● TASK DESCRIPTION: Repeat all of the data precisely.

● LISTED RECORDS:
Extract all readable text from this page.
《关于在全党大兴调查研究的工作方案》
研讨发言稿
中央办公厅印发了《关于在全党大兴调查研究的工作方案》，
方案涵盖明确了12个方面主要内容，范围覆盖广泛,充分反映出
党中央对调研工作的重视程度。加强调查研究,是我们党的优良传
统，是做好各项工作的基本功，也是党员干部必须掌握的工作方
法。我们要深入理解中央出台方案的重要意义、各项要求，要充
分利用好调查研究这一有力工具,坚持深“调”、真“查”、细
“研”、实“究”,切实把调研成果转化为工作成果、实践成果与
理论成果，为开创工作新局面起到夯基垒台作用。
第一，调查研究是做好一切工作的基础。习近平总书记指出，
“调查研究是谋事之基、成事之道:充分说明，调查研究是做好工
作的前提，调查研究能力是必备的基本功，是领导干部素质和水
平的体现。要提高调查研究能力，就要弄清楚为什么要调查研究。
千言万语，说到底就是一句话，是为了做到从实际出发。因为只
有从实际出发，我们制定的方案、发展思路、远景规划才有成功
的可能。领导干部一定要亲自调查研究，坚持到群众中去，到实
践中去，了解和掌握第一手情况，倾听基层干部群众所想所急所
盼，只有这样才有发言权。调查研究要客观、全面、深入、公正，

● ANSWER TO THE PROBLEM:
Extract all readable text from this page.
《关于在全党大兴调查研究的工作方案》
研讨发言稿
中央办公厅印发了《关于在全党大兴调查研究的工作方案》，
方案涵盖明确了12个方面主要内容，范围覆盖广泛,充分反映出
党中央对调研工作的重视程度。加强调查研究,是我们党的优良传
统，是做好各项工作的基本功，也是党员干部必须掌握的工作方
法。我们要深入理解中央出台方案的重要意义、各项要求，要充
分利用好调查研究这一有力工具,坚持深“调”、真“查”、细
“研”、实“究”,切实把调研成果转化为工作成果、实践成果与
理论成果，为开创工作新局面起到夯基垒台作用。
第一，调查研究是做好一切工作的基础。习近平总书记指出，
“调查研究是谋事之基、成事之道:充分说明，调查研究是做好工
作的前提，调查研究能力是必备的基本功，是领导干部素质和水
平的体现。要提高调查研究能力，就要弄清楚为什么要调查研究。
千言万语，说到底就是一句话，是为了做到从实际出发。因为只
有从实际出发，我们制定的方案、发展思路、远景规划才有成功
的可能。领导干部一定要亲自调查研究，坚持到群众中去，到实
践中去，了解和掌握第一手情况，倾听基层干部群众所想所急所
盼，只有这样才有发言权。调查研究要客观、全面、深入、公正，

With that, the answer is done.